_GOAL_
Look through the lines below and extract each one that contains "развитие".

_Stored records_
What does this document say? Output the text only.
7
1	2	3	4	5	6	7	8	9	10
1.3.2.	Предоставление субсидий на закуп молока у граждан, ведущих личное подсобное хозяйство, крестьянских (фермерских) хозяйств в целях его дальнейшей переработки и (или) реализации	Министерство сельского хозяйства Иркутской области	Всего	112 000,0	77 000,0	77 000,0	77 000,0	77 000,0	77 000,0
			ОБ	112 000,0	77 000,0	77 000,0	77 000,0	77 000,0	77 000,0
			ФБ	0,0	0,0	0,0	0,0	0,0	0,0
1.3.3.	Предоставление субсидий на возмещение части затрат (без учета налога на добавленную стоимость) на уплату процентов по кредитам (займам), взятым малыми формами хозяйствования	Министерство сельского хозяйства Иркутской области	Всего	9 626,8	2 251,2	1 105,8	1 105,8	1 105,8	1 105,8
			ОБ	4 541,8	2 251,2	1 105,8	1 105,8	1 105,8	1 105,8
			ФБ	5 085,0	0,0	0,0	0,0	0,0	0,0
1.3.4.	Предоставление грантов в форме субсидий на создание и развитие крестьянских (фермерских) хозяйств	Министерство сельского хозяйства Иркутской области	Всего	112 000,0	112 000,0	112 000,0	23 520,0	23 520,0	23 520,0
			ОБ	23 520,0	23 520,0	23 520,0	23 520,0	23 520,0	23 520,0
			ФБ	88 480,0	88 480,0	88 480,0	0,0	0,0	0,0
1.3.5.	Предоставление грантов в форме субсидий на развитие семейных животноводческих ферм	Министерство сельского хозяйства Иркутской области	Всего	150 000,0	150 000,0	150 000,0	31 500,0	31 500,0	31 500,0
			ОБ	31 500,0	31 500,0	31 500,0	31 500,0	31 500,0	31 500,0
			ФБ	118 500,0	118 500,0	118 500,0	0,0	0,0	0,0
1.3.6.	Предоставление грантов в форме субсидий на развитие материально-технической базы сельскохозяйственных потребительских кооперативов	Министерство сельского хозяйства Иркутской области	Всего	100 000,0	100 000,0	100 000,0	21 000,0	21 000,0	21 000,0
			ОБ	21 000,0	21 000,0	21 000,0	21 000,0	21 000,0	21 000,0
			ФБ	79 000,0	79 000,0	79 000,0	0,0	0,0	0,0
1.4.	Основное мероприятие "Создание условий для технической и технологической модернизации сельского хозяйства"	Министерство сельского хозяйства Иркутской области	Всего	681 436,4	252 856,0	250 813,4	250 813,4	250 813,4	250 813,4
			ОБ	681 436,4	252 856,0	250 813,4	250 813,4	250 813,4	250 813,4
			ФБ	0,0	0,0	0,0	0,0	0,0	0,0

_EXPECTED OUTPUT_
1.3.4.	Предоставление грантов в форме субсидий на создание и развитие крестьянских (фермерских) хозяйств	Министерство сельского хозяйства Иркутской области	Всего	112 000,0	112 000,0	112 000,0	23 520,0	23 520,0	23 520,0
1.3.5.	Предоставление грантов в форме субсидий на развитие семейных животноводческих ферм	Министерство сельского хозяйства Иркутской области	Всего	150 000,0	150 000,0	150 000,0	31 500,0	31 500,0	31 500,0
1.3.6.	Предоставление грантов в форме субсидий на развитие материально-технической базы сельскохозяйственных потребительских кооперативов	Министерство сельского хозяйства Иркутской области	Всего	100 000,0	100 000,0	100 000,0	21 000,0	21 000,0	21 000,0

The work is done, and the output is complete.